▸ **INSTRUCTIONS FOR THE TASK**
Reproduce the entries below in full, word for word.

▸ **ITEMS**
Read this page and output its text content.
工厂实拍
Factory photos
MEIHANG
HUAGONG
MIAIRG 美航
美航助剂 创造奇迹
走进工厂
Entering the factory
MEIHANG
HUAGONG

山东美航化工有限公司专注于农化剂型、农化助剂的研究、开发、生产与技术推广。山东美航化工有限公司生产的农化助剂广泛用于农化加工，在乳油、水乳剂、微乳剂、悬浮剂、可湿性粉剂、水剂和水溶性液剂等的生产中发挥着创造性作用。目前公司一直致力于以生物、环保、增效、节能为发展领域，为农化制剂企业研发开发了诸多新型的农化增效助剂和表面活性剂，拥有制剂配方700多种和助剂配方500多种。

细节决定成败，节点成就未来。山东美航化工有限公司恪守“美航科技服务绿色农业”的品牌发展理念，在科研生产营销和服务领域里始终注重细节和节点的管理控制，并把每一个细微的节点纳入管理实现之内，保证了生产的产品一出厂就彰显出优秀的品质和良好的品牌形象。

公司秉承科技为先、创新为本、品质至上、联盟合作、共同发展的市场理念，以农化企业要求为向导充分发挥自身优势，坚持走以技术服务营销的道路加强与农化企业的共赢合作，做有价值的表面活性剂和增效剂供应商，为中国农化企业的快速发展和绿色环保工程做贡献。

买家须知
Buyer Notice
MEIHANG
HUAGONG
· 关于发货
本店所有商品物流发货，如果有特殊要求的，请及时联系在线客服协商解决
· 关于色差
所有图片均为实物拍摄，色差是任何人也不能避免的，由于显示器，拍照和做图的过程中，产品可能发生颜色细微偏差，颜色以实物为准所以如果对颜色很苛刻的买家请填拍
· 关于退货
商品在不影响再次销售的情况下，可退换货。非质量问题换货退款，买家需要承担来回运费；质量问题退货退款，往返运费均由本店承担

▸ **RESPONSE TO THIS TASK**
Read this page and output its text content.
工厂实拍
Factory photos
MEIHANG
HUAGONG
MIAIRG 美航
美航助剂 创造奇迹
走进工厂
Entering the factory
MEIHANG
HUAGONG

山东美航化工有限公司专注于农化剂型、农化助剂的研究、开发、生产与技术推广。山东美航化工有限公司生产的农化助剂广泛用于农化加工，在乳油、水乳剂、微乳剂、悬浮剂、可湿性粉剂、水剂和水溶性液剂等的生产中发挥着创造性作用。目前公司一直致力于以生物、环保、增效、节能为发展领域，为农化制剂企业研发开发了诸多新型的农化增效助剂和表面活性剂，拥有制剂配方700多种和助剂配方500多种。

细节决定成败，节点成就未来。山东美航化工有限公司恪守“美航科技服务绿色农业”的品牌发展理念，在科研生产营销和服务领域里始终注重细节和节点的管理控制，并把每一个细微的节点纳入管理实现之内，保证了生产的产品一出厂就彰显出优秀的品质和良好的品牌形象。

公司秉承科技为先、创新为本、品质至上、联盟合作、共同发展的市场理念，以农化企业要求为向导充分发挥自身优势，坚持走以技术服务营销的道路加强与农化企业的共赢合作，做有价值的表面活性剂和增效剂供应商，为中国农化企业的快速发展和绿色环保工程做贡献。

买家须知
Buyer Notice
MEIHANG
HUAGONG
· 关于发货
本店所有商品物流发货，如果有特殊要求的，请及时联系在线客服协商解决
· 关于色差
所有图片均为实物拍摄，色差是任何人也不能避免的，由于显示器，拍照和做图的过程中，产品可能发生颜色细微偏差，颜色以实物为准所以如果对颜色很苛刻的买家请填拍
· 关于退货
商品在不影响再次销售的情况下，可退换货。非质量问题换货退款，买家需要承担来回运费；质量问题退货退款，往返运费均由本店承担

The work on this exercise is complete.